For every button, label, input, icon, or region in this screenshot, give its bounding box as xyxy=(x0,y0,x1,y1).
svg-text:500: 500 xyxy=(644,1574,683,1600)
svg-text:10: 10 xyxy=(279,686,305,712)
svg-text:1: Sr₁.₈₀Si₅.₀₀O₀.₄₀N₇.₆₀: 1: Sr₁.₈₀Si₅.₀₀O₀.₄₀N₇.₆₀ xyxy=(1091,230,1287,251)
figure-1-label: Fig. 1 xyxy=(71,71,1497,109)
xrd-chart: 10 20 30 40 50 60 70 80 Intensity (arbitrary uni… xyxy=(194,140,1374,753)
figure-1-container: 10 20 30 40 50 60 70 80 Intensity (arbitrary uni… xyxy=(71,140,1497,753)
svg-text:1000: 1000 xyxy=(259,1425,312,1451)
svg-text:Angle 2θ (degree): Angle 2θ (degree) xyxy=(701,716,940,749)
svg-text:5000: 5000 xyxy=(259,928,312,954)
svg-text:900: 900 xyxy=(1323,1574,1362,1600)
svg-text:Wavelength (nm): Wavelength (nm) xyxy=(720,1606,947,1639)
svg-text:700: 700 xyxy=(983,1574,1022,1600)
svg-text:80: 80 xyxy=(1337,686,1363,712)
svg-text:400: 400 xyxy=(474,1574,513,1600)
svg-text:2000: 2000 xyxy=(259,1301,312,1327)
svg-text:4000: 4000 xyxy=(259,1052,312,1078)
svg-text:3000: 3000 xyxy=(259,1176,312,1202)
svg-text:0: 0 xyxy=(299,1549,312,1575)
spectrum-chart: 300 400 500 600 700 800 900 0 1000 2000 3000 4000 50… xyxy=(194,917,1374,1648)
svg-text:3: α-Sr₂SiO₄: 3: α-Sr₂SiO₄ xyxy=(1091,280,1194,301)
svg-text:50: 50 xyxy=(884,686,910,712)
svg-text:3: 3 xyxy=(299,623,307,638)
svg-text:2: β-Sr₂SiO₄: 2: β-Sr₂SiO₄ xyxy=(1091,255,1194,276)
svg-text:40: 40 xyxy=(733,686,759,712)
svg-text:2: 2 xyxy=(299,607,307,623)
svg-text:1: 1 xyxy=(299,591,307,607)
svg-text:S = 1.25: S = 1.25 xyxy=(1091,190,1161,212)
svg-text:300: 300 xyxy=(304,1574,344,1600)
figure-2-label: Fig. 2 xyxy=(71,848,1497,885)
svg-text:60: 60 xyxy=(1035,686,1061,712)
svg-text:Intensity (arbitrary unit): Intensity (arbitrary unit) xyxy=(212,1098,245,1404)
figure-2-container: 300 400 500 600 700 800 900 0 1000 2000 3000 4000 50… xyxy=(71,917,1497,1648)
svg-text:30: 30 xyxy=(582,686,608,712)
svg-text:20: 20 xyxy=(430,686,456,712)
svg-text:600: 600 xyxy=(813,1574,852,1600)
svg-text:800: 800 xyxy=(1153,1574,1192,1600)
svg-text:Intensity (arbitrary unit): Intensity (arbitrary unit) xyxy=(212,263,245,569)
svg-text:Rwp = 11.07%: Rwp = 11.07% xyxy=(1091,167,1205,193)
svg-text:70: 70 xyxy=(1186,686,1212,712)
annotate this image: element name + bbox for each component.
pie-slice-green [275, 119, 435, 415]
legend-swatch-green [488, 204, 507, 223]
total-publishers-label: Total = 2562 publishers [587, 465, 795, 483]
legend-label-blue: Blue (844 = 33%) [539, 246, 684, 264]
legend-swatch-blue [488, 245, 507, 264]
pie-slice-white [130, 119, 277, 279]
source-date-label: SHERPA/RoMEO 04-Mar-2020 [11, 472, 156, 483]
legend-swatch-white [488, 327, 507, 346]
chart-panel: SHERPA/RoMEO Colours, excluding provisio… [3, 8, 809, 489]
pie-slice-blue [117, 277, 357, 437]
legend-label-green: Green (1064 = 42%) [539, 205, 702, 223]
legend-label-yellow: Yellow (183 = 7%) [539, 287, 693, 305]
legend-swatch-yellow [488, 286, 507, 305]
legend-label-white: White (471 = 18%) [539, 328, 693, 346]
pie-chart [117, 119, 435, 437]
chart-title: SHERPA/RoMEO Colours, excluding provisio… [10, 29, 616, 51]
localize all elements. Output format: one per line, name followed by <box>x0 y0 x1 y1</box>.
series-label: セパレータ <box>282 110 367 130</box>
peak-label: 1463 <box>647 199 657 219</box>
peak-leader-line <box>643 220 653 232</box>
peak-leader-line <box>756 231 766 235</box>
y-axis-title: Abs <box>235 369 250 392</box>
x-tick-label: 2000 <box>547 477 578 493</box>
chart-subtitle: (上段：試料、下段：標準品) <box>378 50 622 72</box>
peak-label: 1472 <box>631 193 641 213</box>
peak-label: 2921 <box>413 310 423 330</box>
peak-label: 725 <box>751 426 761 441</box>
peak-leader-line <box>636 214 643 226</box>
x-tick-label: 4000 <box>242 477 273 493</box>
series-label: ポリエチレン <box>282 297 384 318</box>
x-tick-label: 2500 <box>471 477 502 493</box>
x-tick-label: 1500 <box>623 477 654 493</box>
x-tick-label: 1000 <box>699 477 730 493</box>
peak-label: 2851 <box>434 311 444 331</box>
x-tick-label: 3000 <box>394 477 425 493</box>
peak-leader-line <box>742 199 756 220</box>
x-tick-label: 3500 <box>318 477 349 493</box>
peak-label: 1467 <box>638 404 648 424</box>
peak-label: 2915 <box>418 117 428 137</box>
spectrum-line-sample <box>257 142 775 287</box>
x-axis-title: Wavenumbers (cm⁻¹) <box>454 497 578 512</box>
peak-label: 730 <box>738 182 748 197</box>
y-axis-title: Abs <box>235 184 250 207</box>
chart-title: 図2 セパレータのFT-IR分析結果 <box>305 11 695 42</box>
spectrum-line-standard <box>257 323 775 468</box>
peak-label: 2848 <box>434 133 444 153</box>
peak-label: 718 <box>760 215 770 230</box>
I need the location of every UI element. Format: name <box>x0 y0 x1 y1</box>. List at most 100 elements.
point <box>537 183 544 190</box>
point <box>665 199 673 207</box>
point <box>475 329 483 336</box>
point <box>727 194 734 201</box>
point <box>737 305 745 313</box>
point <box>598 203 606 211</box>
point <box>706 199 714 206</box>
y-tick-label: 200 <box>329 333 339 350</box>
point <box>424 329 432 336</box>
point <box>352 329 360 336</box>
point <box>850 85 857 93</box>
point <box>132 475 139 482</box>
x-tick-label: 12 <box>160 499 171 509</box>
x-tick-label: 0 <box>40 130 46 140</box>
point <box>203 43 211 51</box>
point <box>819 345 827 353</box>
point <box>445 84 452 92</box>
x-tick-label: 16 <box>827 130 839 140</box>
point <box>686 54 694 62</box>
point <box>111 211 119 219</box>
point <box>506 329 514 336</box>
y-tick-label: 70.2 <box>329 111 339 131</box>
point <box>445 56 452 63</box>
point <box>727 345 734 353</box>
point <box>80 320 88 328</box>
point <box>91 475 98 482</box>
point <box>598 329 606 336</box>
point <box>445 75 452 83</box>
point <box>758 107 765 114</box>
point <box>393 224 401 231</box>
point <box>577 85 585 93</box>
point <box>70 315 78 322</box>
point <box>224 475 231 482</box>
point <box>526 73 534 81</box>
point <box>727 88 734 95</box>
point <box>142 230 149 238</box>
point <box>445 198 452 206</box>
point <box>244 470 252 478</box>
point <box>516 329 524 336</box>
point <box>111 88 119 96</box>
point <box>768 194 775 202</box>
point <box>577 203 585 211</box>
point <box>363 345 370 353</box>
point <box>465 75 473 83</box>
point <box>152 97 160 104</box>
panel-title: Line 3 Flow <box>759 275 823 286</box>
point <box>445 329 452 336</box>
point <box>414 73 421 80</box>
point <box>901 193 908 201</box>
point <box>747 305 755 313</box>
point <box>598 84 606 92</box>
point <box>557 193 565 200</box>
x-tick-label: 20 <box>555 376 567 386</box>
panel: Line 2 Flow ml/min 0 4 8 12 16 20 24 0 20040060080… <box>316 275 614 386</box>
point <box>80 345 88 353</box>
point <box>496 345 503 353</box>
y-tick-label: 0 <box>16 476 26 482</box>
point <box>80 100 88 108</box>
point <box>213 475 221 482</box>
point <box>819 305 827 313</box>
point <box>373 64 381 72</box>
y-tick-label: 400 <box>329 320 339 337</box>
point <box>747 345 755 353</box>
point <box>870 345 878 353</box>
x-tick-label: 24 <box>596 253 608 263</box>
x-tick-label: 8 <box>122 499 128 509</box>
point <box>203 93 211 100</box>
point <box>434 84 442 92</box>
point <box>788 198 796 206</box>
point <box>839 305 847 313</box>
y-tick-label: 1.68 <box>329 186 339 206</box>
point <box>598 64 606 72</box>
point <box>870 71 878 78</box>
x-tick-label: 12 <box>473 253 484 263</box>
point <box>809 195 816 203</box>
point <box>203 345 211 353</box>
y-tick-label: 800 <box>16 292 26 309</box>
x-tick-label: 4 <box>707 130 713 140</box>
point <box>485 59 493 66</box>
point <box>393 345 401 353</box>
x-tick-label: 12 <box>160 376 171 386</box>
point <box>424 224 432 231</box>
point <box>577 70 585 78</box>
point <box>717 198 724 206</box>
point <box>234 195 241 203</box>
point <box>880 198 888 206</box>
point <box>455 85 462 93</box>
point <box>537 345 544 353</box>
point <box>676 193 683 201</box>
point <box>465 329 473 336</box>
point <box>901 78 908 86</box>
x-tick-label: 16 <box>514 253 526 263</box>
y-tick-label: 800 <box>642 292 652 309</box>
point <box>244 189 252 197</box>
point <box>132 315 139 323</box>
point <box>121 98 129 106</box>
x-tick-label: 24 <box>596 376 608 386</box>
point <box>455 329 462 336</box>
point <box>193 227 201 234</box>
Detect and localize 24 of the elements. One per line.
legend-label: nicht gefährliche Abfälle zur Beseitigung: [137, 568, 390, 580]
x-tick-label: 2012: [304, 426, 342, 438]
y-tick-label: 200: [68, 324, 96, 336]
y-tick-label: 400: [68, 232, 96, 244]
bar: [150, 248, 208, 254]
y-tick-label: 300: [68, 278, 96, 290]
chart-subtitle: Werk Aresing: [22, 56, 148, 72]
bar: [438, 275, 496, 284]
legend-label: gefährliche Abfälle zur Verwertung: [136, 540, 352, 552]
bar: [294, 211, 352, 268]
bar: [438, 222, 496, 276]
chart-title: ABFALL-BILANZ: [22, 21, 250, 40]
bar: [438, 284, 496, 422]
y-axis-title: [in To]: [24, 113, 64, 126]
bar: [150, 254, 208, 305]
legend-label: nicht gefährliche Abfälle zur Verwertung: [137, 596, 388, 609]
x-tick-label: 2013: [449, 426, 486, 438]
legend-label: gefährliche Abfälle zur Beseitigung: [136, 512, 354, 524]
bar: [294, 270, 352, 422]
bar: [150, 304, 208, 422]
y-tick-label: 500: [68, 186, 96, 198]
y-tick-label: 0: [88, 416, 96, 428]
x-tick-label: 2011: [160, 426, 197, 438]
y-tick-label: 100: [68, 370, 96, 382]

|---|

**What is needed**. Pick out every line in the records above that contains the word "white" and copy each one.

**Result of the exercise**.
pie-slice-white [130, 119, 277, 279]
legend-swatch-white [488, 327, 507, 346]
legend-label-white: White (471 = 18%) [539, 328, 693, 346]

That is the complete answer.